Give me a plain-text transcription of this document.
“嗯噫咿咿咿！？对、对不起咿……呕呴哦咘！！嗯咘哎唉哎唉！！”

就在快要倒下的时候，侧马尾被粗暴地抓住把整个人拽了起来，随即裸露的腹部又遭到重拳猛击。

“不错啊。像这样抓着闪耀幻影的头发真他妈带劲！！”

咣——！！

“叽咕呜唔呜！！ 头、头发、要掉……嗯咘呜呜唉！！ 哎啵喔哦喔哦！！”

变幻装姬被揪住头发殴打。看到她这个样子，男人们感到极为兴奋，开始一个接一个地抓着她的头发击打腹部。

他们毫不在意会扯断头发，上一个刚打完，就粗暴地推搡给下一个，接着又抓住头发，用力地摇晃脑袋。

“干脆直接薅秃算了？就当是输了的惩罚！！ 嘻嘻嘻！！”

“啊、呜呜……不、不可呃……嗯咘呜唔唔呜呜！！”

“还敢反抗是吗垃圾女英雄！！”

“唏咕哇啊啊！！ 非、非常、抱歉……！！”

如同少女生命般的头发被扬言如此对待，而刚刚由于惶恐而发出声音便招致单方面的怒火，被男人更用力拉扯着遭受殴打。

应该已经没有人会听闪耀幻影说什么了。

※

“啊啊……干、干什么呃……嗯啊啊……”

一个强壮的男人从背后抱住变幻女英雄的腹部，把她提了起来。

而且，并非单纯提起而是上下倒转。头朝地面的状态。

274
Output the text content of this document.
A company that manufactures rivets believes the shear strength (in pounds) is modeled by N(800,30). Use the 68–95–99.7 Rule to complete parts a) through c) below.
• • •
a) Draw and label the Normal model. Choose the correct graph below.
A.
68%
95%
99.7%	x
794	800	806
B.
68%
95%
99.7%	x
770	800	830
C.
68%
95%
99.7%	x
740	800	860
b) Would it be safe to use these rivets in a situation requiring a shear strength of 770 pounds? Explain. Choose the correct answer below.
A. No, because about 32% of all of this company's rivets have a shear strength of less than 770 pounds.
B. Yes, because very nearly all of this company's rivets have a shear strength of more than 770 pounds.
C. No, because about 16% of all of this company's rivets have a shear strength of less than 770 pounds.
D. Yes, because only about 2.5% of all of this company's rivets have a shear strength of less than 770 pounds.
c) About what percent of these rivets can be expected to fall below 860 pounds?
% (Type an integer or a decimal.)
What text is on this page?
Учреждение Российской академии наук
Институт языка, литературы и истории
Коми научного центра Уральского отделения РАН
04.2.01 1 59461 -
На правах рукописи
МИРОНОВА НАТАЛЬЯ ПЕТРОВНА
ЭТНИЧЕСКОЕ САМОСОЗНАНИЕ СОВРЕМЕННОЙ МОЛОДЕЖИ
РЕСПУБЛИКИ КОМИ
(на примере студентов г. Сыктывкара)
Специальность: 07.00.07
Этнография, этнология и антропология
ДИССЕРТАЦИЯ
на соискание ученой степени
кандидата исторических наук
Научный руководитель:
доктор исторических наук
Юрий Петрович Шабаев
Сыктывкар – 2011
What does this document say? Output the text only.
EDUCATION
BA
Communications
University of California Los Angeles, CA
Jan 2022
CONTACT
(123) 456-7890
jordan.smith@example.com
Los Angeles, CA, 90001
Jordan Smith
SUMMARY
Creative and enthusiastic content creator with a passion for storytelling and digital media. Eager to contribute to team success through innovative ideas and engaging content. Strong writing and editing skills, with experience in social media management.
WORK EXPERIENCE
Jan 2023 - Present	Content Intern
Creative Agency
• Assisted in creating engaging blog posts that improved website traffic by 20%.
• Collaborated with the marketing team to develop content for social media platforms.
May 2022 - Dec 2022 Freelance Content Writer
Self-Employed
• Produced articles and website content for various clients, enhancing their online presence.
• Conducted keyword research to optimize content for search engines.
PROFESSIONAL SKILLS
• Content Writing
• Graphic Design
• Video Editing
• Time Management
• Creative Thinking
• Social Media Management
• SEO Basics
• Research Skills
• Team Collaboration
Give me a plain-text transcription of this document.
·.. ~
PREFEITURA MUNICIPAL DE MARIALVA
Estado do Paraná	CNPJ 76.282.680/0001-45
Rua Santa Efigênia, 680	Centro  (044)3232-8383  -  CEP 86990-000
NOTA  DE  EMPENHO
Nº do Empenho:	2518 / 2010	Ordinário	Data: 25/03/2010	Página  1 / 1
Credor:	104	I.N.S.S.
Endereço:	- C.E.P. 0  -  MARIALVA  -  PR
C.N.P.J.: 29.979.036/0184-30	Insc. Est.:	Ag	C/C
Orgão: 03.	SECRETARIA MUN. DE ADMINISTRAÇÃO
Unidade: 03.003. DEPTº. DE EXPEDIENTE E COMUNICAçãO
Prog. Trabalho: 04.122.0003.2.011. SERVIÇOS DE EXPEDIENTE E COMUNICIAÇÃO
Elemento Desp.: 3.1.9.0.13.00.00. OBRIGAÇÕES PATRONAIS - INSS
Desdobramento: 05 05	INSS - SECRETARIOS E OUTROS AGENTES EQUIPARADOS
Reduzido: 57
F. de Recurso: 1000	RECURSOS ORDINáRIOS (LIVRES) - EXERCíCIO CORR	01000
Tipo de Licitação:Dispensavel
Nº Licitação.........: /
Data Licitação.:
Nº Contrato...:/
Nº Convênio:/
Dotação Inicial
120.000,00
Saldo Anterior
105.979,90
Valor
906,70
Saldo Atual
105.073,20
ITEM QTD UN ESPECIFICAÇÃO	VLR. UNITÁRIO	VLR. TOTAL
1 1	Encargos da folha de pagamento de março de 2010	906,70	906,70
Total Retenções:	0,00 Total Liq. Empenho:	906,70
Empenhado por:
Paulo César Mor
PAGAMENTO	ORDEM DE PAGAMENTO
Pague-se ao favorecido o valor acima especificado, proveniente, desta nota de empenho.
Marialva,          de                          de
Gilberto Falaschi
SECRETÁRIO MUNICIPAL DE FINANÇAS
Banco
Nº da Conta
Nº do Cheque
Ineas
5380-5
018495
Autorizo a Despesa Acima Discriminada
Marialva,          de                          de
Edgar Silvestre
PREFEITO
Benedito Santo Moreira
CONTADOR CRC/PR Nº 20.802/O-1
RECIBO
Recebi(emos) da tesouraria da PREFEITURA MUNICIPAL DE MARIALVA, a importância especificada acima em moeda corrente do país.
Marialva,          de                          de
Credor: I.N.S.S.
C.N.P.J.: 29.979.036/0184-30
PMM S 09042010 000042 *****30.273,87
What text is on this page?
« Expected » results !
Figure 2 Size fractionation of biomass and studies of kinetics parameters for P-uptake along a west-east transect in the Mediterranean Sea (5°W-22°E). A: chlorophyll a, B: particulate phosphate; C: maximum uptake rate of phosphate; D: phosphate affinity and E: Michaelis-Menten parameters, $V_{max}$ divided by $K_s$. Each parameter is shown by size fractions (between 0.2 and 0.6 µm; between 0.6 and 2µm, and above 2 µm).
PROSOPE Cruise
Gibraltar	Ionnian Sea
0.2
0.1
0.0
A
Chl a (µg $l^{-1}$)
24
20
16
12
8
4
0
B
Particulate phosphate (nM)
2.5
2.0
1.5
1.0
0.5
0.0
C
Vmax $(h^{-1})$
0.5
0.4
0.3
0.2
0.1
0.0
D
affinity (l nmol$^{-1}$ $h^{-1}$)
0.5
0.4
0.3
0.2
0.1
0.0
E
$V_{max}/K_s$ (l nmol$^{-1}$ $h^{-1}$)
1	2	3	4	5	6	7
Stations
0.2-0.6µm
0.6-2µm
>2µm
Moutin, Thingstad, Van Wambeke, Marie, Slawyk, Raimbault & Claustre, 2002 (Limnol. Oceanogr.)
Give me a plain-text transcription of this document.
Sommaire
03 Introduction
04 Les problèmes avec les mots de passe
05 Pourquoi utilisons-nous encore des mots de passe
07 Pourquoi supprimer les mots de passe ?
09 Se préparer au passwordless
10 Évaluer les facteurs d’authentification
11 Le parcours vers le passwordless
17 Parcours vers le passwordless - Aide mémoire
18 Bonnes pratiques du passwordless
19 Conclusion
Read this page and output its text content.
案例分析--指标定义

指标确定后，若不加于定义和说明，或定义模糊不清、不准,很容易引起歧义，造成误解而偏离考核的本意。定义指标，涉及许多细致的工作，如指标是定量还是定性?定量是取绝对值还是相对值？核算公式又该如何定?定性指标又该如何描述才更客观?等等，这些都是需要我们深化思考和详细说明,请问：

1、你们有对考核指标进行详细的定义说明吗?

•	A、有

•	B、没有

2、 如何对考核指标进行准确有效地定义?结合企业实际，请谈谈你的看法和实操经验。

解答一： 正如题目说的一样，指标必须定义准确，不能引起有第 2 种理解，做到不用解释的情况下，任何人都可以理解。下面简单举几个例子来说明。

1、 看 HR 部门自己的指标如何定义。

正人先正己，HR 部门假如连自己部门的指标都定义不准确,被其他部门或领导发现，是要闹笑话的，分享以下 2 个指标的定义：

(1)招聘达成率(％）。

Exercise objective
Give again only the lines of the material above that run from the one with "Read this page and output its text content." through the end, both included, exactly as they appear.

Full output
Read this page and output its text content.
案例分析--指标定义

指标确定后，若不加于定义和说明，或定义模糊不清、不准,很容易引起歧义，造成误解而偏离考核的本意。定义指标，涉及许多细致的工作，如指标是定量还是定性?定量是取绝对值还是相对值？核算公式又该如何定?定性指标又该如何描述才更客观?等等，这些都是需要我们深化思考和详细说明,请问：

1、你们有对考核指标进行详细的定义说明吗?

•	A、有

•	B、没有

2、 如何对考核指标进行准确有效地定义?结合企业实际，请谈谈你的看法和实操经验。

解答一： 正如题目说的一样，指标必须定义准确，不能引起有第 2 种理解，做到不用解释的情况下，任何人都可以理解。下面简单举几个例子来说明。

1、 看 HR 部门自己的指标如何定义。

正人先正己，HR 部门假如连自己部门的指标都定义不准确,被其他部门或领导发现，是要闹笑话的，分享以下 2 个指标的定义：

(1)招聘达成率(％）。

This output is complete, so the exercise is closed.